- _Exercise material_:
[Begin]

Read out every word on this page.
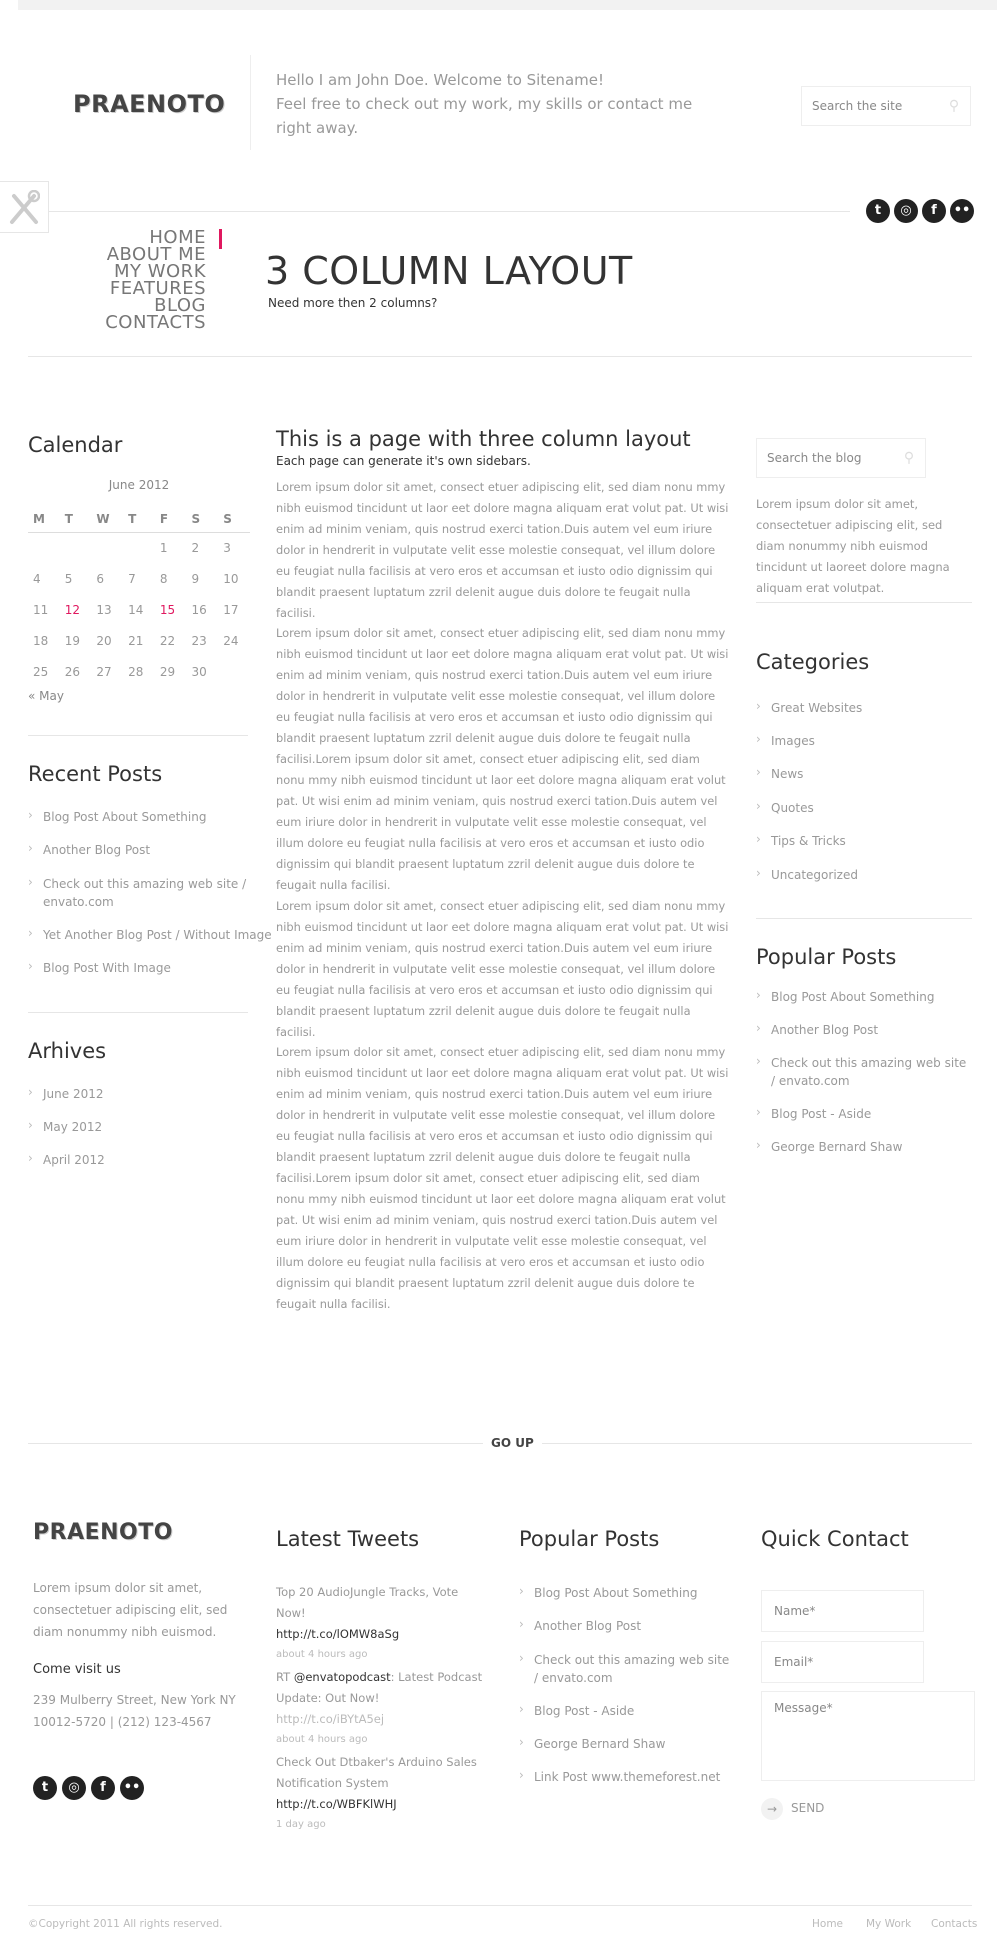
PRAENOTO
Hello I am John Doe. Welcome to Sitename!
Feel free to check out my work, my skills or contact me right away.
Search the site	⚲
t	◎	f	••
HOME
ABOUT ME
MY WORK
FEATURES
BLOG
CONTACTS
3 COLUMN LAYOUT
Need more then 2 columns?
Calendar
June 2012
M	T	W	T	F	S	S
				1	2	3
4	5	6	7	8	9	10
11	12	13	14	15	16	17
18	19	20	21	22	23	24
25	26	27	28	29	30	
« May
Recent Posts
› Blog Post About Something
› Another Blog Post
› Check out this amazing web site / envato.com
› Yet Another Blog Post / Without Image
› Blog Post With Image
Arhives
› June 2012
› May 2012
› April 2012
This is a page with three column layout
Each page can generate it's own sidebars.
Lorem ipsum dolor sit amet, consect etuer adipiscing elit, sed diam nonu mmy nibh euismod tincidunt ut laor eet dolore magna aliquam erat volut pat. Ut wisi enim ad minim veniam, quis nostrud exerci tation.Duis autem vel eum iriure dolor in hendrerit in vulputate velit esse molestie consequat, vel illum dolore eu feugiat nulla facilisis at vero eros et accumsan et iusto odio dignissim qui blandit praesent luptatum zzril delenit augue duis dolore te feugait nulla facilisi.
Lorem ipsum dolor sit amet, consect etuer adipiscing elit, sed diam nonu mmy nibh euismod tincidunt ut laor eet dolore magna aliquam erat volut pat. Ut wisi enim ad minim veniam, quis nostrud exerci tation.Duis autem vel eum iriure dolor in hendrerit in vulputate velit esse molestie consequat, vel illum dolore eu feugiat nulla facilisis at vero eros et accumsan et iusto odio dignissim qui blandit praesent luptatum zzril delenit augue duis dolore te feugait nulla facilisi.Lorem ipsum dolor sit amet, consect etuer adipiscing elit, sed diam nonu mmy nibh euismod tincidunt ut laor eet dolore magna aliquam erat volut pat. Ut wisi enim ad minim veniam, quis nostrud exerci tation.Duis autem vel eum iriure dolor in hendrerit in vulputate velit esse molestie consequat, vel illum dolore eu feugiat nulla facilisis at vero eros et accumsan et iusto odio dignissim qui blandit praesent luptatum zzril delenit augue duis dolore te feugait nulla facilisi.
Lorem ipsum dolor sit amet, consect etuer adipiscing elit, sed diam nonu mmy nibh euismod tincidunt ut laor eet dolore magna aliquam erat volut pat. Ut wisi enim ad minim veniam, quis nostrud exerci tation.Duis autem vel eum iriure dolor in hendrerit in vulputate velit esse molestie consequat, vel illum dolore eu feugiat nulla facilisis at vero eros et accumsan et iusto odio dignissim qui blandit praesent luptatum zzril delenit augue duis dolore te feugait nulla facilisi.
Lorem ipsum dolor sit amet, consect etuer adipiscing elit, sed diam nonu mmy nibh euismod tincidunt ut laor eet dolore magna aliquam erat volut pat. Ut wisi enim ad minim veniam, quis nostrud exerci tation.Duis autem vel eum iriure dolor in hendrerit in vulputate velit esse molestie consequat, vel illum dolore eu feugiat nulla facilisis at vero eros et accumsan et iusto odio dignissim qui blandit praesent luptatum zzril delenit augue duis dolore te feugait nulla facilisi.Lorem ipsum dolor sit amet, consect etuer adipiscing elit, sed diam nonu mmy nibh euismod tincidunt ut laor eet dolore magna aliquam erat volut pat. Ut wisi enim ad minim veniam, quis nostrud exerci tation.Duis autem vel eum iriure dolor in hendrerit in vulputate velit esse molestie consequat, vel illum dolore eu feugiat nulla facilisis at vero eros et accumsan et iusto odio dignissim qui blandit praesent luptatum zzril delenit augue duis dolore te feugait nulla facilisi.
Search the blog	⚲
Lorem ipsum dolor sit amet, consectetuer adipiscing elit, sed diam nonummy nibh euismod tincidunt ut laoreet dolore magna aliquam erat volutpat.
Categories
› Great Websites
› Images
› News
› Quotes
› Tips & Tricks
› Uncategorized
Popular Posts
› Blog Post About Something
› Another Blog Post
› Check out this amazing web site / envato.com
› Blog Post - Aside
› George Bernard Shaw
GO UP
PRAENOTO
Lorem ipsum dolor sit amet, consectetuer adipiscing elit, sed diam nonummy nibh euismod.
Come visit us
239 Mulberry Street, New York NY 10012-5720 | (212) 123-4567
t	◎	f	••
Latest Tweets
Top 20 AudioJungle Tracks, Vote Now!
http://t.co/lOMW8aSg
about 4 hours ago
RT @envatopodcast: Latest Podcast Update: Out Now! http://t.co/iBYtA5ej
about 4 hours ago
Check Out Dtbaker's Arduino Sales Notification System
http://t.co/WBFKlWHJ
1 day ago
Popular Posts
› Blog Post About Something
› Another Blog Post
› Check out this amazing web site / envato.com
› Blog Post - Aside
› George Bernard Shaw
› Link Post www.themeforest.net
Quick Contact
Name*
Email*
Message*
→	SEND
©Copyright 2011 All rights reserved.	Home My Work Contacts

[End]
[Begin]

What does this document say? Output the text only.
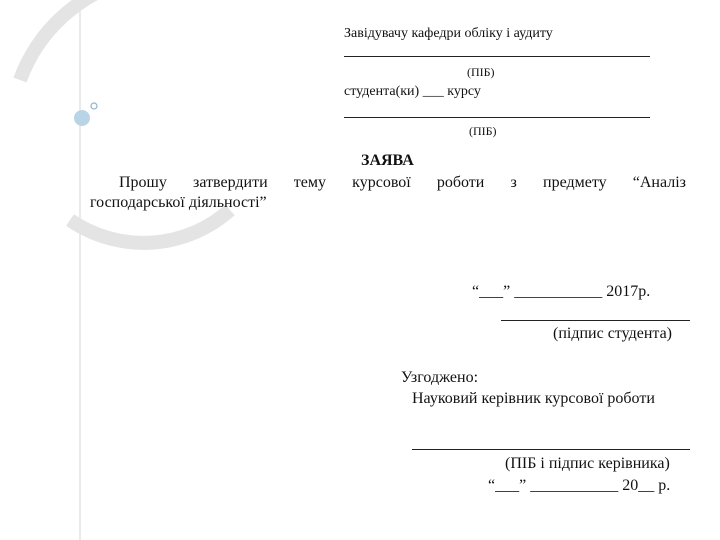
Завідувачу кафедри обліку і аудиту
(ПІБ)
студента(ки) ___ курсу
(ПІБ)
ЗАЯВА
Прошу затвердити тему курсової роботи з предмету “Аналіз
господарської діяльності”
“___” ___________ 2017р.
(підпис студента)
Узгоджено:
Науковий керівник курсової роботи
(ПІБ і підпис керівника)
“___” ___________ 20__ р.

[End]

In the entries above, identify each line that includes the string "consectetuer", then copy it.

- _Complete response_:
Lorem ipsum dolor sit amet, consectetuer adipiscing elit, sed diam nonummy nibh euismod tincidunt ut laoreet dolore magna aliquam erat volutpat.
Lorem ipsum dolor sit amet, consectetuer adipiscing elit, sed diam nonummy nibh euismod.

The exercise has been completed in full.